--- Begin Provided entries ---
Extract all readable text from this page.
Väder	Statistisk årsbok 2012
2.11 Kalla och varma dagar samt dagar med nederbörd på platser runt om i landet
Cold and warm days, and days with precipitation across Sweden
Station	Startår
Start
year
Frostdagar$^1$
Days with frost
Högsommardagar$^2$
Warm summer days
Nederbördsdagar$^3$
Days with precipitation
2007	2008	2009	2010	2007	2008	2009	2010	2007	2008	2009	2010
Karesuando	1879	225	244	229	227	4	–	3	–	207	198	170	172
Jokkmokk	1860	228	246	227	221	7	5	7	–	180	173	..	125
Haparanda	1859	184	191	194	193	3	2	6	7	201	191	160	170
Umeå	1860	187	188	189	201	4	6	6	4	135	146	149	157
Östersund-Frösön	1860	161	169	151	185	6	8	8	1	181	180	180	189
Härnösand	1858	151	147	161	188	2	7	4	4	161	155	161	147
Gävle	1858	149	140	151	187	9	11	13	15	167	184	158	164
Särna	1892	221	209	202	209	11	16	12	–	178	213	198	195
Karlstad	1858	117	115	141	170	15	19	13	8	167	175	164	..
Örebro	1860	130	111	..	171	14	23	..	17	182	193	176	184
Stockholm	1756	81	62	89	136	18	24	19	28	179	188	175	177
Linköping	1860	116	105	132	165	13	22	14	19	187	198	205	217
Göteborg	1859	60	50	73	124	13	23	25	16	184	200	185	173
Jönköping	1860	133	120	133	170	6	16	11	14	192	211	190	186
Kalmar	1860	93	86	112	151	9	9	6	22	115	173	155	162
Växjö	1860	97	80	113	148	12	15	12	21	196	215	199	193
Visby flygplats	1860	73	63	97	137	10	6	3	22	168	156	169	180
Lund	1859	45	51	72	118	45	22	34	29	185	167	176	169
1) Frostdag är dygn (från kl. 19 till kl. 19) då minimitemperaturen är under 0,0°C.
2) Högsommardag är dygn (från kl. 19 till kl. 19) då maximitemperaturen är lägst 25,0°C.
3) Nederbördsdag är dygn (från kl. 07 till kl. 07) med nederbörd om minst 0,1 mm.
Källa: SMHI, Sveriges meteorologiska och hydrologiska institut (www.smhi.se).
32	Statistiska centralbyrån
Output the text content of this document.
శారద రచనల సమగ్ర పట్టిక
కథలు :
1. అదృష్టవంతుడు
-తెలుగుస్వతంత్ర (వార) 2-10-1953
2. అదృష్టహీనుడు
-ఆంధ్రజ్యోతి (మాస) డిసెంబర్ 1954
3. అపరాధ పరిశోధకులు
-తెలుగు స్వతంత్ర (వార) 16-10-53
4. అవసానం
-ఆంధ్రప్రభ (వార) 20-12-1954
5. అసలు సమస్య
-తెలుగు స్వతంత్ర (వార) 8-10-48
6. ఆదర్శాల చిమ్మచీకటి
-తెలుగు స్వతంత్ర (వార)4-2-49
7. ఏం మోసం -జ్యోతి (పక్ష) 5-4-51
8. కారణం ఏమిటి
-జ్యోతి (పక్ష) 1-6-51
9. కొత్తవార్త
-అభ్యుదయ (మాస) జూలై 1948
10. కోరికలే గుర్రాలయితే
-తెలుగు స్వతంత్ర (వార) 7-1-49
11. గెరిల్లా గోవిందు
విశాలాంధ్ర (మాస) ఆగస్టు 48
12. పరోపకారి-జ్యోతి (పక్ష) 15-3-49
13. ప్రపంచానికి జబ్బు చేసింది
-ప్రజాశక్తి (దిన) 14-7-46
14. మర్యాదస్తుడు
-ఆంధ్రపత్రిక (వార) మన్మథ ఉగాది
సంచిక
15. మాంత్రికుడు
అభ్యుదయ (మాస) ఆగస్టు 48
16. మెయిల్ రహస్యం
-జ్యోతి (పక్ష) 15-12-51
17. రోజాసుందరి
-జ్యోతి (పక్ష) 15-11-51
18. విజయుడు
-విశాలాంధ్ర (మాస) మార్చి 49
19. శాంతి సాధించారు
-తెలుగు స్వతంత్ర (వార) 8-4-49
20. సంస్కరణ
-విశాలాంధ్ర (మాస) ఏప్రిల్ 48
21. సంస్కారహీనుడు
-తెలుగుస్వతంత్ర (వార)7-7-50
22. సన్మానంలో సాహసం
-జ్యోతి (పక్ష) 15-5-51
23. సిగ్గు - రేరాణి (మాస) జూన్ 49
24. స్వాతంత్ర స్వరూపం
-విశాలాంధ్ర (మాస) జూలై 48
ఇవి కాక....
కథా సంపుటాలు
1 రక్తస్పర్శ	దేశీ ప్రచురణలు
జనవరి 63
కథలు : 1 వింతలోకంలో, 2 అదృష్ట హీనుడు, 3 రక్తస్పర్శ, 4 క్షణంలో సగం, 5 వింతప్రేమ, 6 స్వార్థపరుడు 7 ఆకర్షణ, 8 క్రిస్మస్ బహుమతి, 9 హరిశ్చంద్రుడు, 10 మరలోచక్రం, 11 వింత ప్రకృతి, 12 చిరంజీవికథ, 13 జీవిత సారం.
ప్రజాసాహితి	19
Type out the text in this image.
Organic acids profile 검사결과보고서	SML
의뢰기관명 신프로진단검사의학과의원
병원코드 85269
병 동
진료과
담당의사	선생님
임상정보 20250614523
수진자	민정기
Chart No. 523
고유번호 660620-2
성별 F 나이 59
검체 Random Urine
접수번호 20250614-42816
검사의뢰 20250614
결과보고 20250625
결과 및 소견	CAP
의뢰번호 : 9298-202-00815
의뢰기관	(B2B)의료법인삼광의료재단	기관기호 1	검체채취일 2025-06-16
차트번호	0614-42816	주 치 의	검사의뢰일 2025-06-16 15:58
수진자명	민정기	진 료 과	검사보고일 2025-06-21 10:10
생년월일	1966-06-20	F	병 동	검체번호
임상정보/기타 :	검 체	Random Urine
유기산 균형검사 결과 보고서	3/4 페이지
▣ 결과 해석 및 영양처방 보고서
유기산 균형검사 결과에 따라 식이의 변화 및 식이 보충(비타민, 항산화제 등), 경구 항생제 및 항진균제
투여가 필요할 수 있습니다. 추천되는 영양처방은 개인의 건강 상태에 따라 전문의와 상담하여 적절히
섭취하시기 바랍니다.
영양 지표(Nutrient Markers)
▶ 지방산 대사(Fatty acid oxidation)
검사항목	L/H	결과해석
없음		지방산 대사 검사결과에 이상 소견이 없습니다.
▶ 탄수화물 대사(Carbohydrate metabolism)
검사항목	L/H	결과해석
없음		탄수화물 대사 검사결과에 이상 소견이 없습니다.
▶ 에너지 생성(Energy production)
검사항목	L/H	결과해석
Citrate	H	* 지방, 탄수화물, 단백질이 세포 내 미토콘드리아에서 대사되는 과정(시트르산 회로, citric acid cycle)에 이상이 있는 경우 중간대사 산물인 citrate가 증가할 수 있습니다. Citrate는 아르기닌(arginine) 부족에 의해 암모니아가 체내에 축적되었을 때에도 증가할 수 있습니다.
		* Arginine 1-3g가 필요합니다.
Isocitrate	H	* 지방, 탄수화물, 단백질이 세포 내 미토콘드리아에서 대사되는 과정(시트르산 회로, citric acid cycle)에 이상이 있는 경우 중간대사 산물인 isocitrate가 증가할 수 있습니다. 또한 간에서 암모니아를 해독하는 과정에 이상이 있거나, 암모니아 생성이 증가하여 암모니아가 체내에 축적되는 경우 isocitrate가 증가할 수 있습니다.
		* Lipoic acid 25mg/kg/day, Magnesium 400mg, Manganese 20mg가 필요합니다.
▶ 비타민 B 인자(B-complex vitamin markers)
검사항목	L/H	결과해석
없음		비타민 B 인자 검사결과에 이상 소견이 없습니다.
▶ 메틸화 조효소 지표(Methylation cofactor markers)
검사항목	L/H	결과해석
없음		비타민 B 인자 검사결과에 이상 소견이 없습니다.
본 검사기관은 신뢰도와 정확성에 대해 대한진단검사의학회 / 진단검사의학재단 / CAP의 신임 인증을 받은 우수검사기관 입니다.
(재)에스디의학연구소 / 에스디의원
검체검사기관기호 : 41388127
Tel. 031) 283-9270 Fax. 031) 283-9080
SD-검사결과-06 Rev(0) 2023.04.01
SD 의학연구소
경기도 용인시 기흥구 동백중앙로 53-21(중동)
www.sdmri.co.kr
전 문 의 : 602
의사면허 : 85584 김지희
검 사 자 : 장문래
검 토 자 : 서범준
--- End Provided entries ---
Exercise:
Gather and return every line that holds the string "text".

Final result:
Extract all readable text from this page.
Output the text content of this document.
Type out the text in this image.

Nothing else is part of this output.